[Start TASK INPUTS]
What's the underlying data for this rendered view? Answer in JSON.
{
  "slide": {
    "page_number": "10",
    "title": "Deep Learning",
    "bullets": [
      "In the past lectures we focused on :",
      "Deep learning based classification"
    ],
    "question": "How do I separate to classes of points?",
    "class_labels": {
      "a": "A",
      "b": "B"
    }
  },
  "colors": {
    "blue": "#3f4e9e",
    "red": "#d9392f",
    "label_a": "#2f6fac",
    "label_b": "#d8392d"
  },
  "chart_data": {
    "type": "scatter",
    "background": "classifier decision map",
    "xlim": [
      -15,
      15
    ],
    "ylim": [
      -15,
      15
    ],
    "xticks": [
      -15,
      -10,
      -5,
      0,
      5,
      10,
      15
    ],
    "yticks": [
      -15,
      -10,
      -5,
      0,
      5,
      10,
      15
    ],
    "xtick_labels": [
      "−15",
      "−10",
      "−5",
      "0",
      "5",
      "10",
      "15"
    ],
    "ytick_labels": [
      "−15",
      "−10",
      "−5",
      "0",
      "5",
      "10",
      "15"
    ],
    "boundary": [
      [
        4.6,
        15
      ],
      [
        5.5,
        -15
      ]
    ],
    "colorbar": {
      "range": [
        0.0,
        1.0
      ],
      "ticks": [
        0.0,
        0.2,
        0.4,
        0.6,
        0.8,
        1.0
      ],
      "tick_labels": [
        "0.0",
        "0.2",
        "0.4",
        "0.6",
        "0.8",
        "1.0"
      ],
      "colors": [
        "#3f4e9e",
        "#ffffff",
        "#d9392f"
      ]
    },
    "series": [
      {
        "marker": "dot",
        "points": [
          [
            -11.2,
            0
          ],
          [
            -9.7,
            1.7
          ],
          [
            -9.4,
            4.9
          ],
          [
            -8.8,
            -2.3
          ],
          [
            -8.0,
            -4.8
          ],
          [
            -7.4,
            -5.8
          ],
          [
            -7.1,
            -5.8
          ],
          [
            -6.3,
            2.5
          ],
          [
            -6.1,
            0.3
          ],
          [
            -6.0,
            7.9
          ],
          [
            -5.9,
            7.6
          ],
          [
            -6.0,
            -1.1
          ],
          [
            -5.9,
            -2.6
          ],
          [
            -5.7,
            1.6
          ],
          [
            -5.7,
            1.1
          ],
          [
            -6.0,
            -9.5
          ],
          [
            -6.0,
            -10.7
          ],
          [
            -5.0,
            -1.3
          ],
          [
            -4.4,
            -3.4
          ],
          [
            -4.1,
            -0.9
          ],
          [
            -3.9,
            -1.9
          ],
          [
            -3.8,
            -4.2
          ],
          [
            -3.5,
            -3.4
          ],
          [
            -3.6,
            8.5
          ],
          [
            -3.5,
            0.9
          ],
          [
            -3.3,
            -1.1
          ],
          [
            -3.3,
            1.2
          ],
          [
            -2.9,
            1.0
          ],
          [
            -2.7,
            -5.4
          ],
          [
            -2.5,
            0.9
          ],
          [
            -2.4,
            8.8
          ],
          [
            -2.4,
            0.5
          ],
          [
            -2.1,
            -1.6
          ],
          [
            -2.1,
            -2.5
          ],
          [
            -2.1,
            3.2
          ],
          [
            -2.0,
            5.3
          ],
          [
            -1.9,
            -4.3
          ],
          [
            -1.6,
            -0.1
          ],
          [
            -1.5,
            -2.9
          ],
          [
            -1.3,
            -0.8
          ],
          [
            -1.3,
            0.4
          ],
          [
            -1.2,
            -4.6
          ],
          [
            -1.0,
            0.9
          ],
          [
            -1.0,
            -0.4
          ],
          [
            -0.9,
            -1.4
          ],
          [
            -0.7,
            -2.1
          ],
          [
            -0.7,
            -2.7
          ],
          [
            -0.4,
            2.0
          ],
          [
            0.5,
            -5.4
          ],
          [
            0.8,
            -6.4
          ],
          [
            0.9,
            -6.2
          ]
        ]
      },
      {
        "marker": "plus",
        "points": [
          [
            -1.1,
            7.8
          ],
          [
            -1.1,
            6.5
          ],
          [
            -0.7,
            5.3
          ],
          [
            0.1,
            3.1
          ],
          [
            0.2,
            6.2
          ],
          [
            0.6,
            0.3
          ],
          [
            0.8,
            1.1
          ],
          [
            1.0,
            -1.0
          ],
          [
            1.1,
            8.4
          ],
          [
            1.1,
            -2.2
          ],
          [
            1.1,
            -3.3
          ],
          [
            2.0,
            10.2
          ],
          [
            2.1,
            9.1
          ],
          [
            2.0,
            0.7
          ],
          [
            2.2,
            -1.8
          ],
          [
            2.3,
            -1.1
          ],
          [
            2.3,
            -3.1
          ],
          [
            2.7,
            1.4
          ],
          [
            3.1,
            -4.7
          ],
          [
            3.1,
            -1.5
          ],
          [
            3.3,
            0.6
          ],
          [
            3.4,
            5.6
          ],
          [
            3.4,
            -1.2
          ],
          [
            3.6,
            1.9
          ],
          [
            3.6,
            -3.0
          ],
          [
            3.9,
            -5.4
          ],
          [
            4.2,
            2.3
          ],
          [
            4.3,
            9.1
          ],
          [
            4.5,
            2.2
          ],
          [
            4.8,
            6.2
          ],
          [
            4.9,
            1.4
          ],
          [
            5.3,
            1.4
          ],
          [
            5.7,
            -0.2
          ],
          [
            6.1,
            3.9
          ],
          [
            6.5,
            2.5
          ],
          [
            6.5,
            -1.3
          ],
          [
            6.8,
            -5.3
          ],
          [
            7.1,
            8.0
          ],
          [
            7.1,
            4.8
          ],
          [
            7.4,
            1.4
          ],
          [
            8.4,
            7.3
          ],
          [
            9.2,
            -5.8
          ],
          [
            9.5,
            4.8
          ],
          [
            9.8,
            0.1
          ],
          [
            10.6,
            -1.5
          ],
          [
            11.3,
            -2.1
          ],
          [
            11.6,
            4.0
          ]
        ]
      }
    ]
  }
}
[End TASK INPUTS]
▶ **TASK DESCRIPTION**:
Reproduce each record exactly, leaving nothing out.

▶ **WRITTEN RESPONSE**:
What's the underlying data for this rendered view? Answer in JSON.
{
  "slide": {
    "page_number": "10",
    "title": "Deep Learning",
    "bullets": [
      "In the past lectures we focused on :",
      "Deep learning based classification"
    ],
    "question": "How do I separate to classes of points?",
    "class_labels": {
      "a": "A",
      "b": "B"
    }
  },
  "colors": {
    "blue": "#3f4e9e",
    "red": "#d9392f",
    "label_a": "#2f6fac",
    "label_b": "#d8392d"
  },
  "chart_data": {
    "type": "scatter",
    "background": "classifier decision map",
    "xlim": [
      -15,
      15
    ],
    "ylim": [
      -15,
      15
    ],
    "xticks": [
      -15,
      -10,
      -5,
      0,
      5,
      10,
      15
    ],
    "yticks": [
      -15,
      -10,
      -5,
      0,
      5,
      10,
      15
    ],
    "xtick_labels": [
      "−15",
      "−10",
      "−5",
      "0",
      "5",
      "10",
      "15"
    ],
    "ytick_labels": [
      "−15",
      "−10",
      "−5",
      "0",
      "5",
      "10",
      "15"
    ],
    "boundary": [
      [
        4.6,
        15
      ],
      [
        5.5,
        -15
      ]
    ],
    "colorbar": {
      "range": [
        0.0,
        1.0
      ],
      "ticks": [
        0.0,
        0.2,
        0.4,
        0.6,
        0.8,
        1.0
      ],
      "tick_labels": [
        "0.0",
        "0.2",
        "0.4",
        "0.6",
        "0.8",
        "1.0"
      ],
      "colors": [
        "#3f4e9e",
        "#ffffff",
        "#d9392f"
      ]
    },
    "series": [
      {
        "marker": "dot",
        "points": [
          [
            -11.2,
            0
          ],
          [
            -9.7,
            1.7
          ],
          [
            -9.4,
            4.9
          ],
          [
            -8.8,
            -2.3
          ],
          [
            -8.0,
            -4.8
          ],
          [
            -7.4,
            -5.8
          ],
          [
            -7.1,
            -5.8
          ],
          [
            -6.3,
            2.5
          ],
          [
            -6.1,
            0.3
          ],
          [
            -6.0,
            7.9
          ],
          [
            -5.9,
            7.6
          ],
          [
            -6.0,
            -1.1
          ],
          [
            -5.9,
            -2.6
          ],
          [
            -5.7,
            1.6
          ],
          [
            -5.7,
            1.1
          ],
          [
            -6.0,
            -9.5
          ],
          [
            -6.0,
            -10.7
          ],
          [
            -5.0,
            -1.3
          ],
          [
            -4.4,
            -3.4
          ],
          [
            -4.1,
            -0.9
          ],
          [
            -3.9,
            -1.9
          ],
          [
            -3.8,
            -4.2
          ],
          [
            -3.5,
            -3.4
          ],
          [
            -3.6,
            8.5
          ],
          [
            -3.5,
            0.9
          ],
          [
            -3.3,
            -1.1
          ],
          [
            -3.3,
            1.2
          ],
          [
            -2.9,
            1.0
          ],
          [
            -2.7,
            -5.4
          ],
          [
            -2.5,
            0.9
          ],
          [
            -2.4,
            8.8
          ],
          [
            -2.4,
            0.5
          ],
          [
            -2.1,
            -1.6
          ],
          [
            -2.1,
            -2.5
          ],
          [
            -2.1,
            3.2
          ],
          [
            -2.0,
            5.3
          ],
          [
            -1.9,
            -4.3
          ],
          [
            -1.6,
            -0.1
          ],
          [
            -1.5,
            -2.9
          ],
          [
            -1.3,
            -0.8
          ],
          [
            -1.3,
            0.4
          ],
          [
            -1.2,
            -4.6
          ],
          [
            -1.0,
            0.9
          ],
          [
            -1.0,
            -0.4
          ],
          [
            -0.9,
            -1.4
          ],
          [
            -0.7,
            -2.1
          ],
          [
            -0.7,
            -2.7
          ],
          [
            -0.4,
            2.0
          ],
          [
            0.5,
            -5.4
          ],
          [
            0.8,
            -6.4
          ],
          [
            0.9,
            -6.2
          ]
        ]
      },
      {
        "marker": "plus",
        "points": [
          [
            -1.1,
            7.8
          ],
          [
            -1.1,
            6.5
          ],
          [
            -0.7,
            5.3
          ],
          [
            0.1,
            3.1
          ],
          [
            0.2,
            6.2
          ],
          [
            0.6,
            0.3
          ],
          [
            0.8,
            1.1
          ],
          [
            1.0,
            -1.0
          ],
          [
            1.1,
            8.4
          ],
          [
            1.1,
            -2.2
          ],
          [
            1.1,
            -3.3
          ],
          [
            2.0,
            10.2
          ],
          [
            2.1,
            9.1
          ],
          [
            2.0,
            0.7
          ],
          [
            2.2,
            -1.8
          ],
          [
            2.3,
            -1.1
          ],
          [
            2.3,
            -3.1
          ],
          [
            2.7,
            1.4
          ],
          [
            3.1,
            -4.7
          ],
          [
            3.1,
            -1.5
          ],
          [
            3.3,
            0.6
          ],
          [
            3.4,
            5.6
          ],
          [
            3.4,
            -1.2
          ],
          [
            3.6,
            1.9
          ],
          [
            3.6,
            -3.0
          ],
          [
            3.9,
            -5.4
          ],
          [
            4.2,
            2.3
          ],
          [
            4.3,
            9.1
          ],
          [
            4.5,
            2.2
          ],
          [
            4.8,
            6.2
          ],
          [
            4.9,
            1.4
          ],
          [
            5.3,
            1.4
          ],
          [
            5.7,
            -0.2
          ],
          [
            6.1,
            3.9
          ],
          [
            6.5,
            2.5
          ],
          [
            6.5,
            -1.3
          ],
          [
            6.8,
            -5.3
          ],
          [
            7.1,
            8.0
          ],
          [
            7.1,
            4.8
          ],
          [
            7.4,
            1.4
          ],
          [
            8.4,
            7.3
          ],
          [
            9.2,
            -5.8
          ],
          [
            9.5,
            4.8
          ],
          [
            9.8,
            0.1
          ],
          [
            10.6,
            -1.5
          ],
          [
            11.3,
            -2.1
          ],
          [
            11.6,
            4.0
          ]
        ]
      }
    ]
  }
}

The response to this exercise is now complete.